### [Directions for this task]
Write out all of the entries exactly, please.

■ ■ ■ ■ ■ ■ ■

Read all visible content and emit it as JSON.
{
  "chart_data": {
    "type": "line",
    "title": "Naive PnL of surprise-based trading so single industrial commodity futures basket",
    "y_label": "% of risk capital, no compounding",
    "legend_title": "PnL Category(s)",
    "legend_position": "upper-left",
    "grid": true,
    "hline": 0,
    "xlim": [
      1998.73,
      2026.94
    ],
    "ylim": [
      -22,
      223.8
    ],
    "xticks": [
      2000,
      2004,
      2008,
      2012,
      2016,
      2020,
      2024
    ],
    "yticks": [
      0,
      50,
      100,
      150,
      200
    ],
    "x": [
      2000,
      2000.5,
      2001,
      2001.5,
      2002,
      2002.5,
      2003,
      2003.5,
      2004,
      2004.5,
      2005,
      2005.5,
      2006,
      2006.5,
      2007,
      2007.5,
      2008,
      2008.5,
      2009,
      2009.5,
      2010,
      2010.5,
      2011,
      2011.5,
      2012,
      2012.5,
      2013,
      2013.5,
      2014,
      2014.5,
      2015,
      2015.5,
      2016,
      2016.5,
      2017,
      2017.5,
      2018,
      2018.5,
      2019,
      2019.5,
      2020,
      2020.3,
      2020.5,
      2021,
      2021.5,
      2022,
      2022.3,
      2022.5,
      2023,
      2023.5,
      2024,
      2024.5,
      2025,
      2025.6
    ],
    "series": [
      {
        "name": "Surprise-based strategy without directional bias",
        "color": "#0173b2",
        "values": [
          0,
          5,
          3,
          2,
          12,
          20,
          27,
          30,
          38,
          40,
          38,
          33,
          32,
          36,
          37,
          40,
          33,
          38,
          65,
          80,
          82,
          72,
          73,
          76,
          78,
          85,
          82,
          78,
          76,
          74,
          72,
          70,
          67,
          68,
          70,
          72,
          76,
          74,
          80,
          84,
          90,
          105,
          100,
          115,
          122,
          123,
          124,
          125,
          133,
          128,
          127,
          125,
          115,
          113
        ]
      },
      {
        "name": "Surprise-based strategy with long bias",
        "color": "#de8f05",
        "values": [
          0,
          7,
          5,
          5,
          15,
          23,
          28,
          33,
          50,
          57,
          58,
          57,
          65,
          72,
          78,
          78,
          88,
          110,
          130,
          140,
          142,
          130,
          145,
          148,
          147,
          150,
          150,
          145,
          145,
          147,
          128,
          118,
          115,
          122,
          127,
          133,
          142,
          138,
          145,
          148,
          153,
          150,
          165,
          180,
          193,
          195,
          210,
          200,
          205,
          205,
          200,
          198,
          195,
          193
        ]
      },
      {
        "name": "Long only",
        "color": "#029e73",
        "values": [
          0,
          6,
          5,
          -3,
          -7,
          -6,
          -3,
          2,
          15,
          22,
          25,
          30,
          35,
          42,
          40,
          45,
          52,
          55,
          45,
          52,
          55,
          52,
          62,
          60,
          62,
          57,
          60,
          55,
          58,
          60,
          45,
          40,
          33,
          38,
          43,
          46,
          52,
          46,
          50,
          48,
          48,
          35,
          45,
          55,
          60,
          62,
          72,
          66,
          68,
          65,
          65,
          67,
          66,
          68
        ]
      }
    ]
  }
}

■ ■ ■ ■ ■ ■ ■

### [Solution to this problem]
Read all visible content and emit it as JSON.
{
  "chart_data": {
    "type": "line",
    "title": "Naive PnL of surprise-based trading so single industrial commodity futures basket",
    "y_label": "% of risk capital, no compounding",
    "legend_title": "PnL Category(s)",
    "legend_position": "upper-left",
    "grid": true,
    "hline": 0,
    "xlim": [
      1998.73,
      2026.94
    ],
    "ylim": [
      -22,
      223.8
    ],
    "xticks": [
      2000,
      2004,
      2008,
      2012,
      2016,
      2020,
      2024
    ],
    "yticks": [
      0,
      50,
      100,
      150,
      200
    ],
    "x": [
      2000,
      2000.5,
      2001,
      2001.5,
      2002,
      2002.5,
      2003,
      2003.5,
      2004,
      2004.5,
      2005,
      2005.5,
      2006,
      2006.5,
      2007,
      2007.5,
      2008,
      2008.5,
      2009,
      2009.5,
      2010,
      2010.5,
      2011,
      2011.5,
      2012,
      2012.5,
      2013,
      2013.5,
      2014,
      2014.5,
      2015,
      2015.5,
      2016,
      2016.5,
      2017,
      2017.5,
      2018,
      2018.5,
      2019,
      2019.5,
      2020,
      2020.3,
      2020.5,
      2021,
      2021.5,
      2022,
      2022.3,
      2022.5,
      2023,
      2023.5,
      2024,
      2024.5,
      2025,
      2025.6
    ],
    "series": [
      {
        "name": "Surprise-based strategy without directional bias",
        "color": "#0173b2",
        "values": [
          0,
          5,
          3,
          2,
          12,
          20,
          27,
          30,
          38,
          40,
          38,
          33,
          32,
          36,
          37,
          40,
          33,
          38,
          65,
          80,
          82,
          72,
          73,
          76,
          78,
          85,
          82,
          78,
          76,
          74,
          72,
          70,
          67,
          68,
          70,
          72,
          76,
          74,
          80,
          84,
          90,
          105,
          100,
          115,
          122,
          123,
          124,
          125,
          133,
          128,
          127,
          125,
          115,
          113
        ]
      },
      {
        "name": "Surprise-based strategy with long bias",
        "color": "#de8f05",
        "values": [
          0,
          7,
          5,
          5,
          15,
          23,
          28,
          33,
          50,
          57,
          58,
          57,
          65,
          72,
          78,
          78,
          88,
          110,
          130,
          140,
          142,
          130,
          145,
          148,
          147,
          150,
          150,
          145,
          145,
          147,
          128,
          118,
          115,
          122,
          127,
          133,
          142,
          138,
          145,
          148,
          153,
          150,
          165,
          180,
          193,
          195,
          210,
          200,
          205,
          205,
          200,
          198,
          195,
          193
        ]
      },
      {
        "name": "Long only",
        "color": "#029e73",
        "values": [
          0,
          6,
          5,
          -3,
          -7,
          -6,
          -3,
          2,
          15,
          22,
          25,
          30,
          35,
          42,
          40,
          45,
          52,
          55,
          45,
          52,
          55,
          52,
          62,
          60,
          62,
          57,
          60,
          55,
          58,
          60,
          45,
          40,
          33,
          38,
          43,
          46,
          52,
          46,
          50,
          48,
          48,
          35,
          45,
          55,
          60,
          62,
          72,
          66,
          68,
          65,
          65,
          67,
          66,
          68
        ]
      }
    ]
  }
}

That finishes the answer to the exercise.